_Listed records_:
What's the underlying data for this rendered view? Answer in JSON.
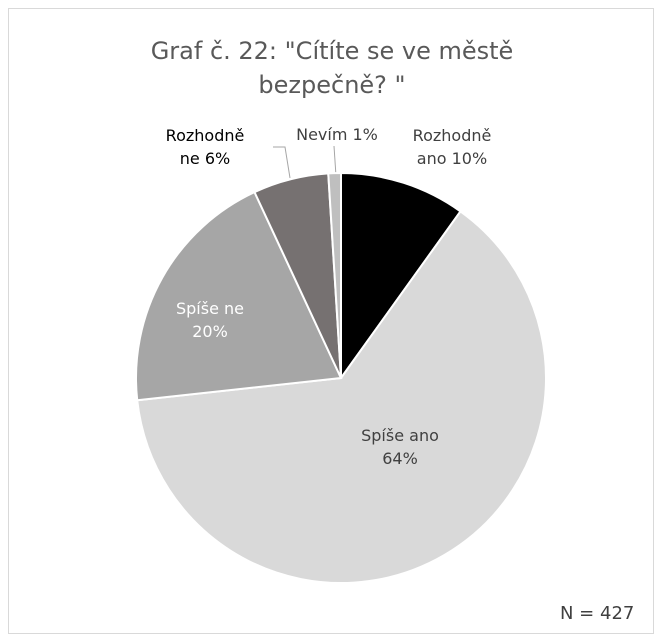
{
  "chart_data": {
    "type": "pie",
    "title": "Graf č. 22: \"Cítíte se ve městě bezpečně? \"",
    "categories": [
      "Rozhodně ano",
      "Spíše ano",
      "Spíše ne",
      "Rozhodně ne",
      "Nevím"
    ],
    "values": [
      10,
      64,
      20,
      6,
      1
    ],
    "value_labels": [
      "10%",
      "64%",
      "20%",
      "6%",
      "1%"
    ],
    "colors": [
      "#000000",
      "#d9d9d9",
      "#a6a6a6",
      "#767171",
      "#bfbfbf"
    ],
    "annotation": "N = 427"
  }
}
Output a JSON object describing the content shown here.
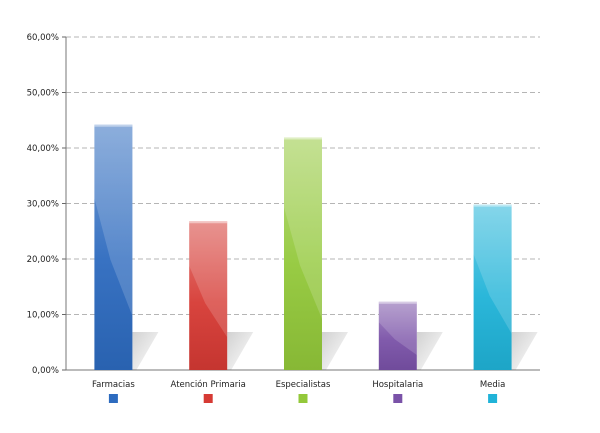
{
  "chart_data": {
    "type": "bar",
    "title": "",
    "xlabel": "",
    "ylabel": "",
    "categories": [
      "Farmacias",
      "Atención Primaria",
      "Especialistas",
      "Hospitalaria",
      "Media"
    ],
    "values": [
      44.2,
      26.8,
      41.9,
      12.3,
      29.8
    ],
    "colors": [
      "#2d6bbf",
      "#d63a34",
      "#93c83a",
      "#7a52a8",
      "#20b3d8"
    ],
    "ylim": [
      0,
      60
    ],
    "yticks": [
      0,
      10,
      20,
      30,
      40,
      50,
      60
    ],
    "ytick_labels": [
      "0,00%",
      "10,00%",
      "20,00%",
      "30,00%",
      "40,00%",
      "50,00%",
      "60,00%"
    ],
    "grid": true,
    "legend": "below each category label as color swatch"
  }
}
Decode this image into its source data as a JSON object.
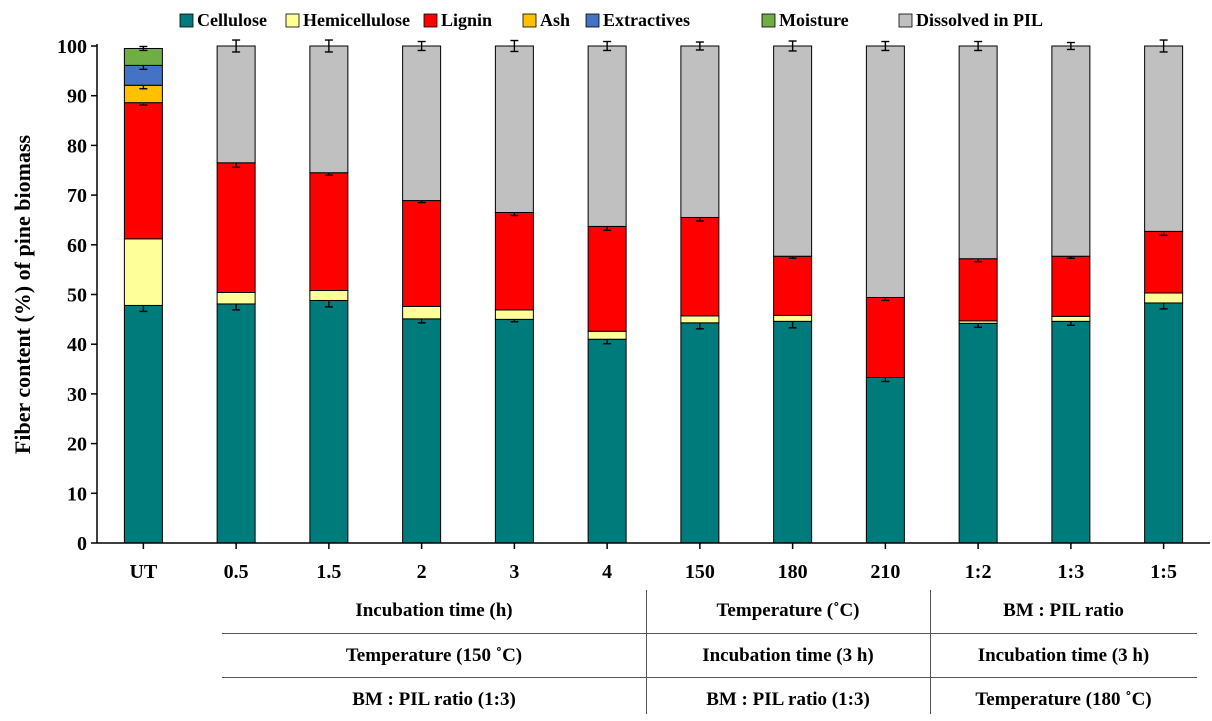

_Do this_: Make an exact copy of the whole listing, but don't bring over any pictures.

_Finished answer_:
What's the underlying data for this rendered view? Answer in JSON.
{
  "chart_data": {
    "type": "pie",
    "title": "Graf č. 22: \"Cítíte se ve městě bezpečně? \"",
    "categories": [
      "Rozhodně ano",
      "Spíše ano",
      "Spíše ne",
      "Rozhodně ne",
      "Nevím"
    ],
    "values": [
      10,
      64,
      20,
      6,
      1
    ],
    "value_labels": [
      "10%",
      "64%",
      "20%",
      "6%",
      "1%"
    ],
    "colors": [
      "#000000",
      "#d9d9d9",
      "#a6a6a6",
      "#767171",
      "#bfbfbf"
    ],
    "annotation": "N = 427"
  }
}
Output a JSON object describing the content shown here.
{
  "chart_data": {
    "type": "bar",
    "title": "",
    "xlabel": "",
    "ylabel": "",
    "categories": [
      "Farmacias",
      "Atención Primaria",
      "Especialistas",
      "Hospitalaria",
      "Media"
    ],
    "values": [
      44.2,
      26.8,
      41.9,
      12.3,
      29.8
    ],
    "colors": [
      "#2d6bbf",
      "#d63a34",
      "#93c83a",
      "#7a52a8",
      "#20b3d8"
    ],
    "ylim": [
      0,
      60
    ],
    "yticks": [
      0,
      10,
      20,
      30,
      40,
      50,
      60
    ],
    "ytick_labels": [
      "0,00%",
      "10,00%",
      "20,00%",
      "30,00%",
      "40,00%",
      "50,00%",
      "60,00%"
    ],
    "grid": true,
    "legend": "below each category label as color swatch"
  }
}
Decode this image into its source data as a JSON object.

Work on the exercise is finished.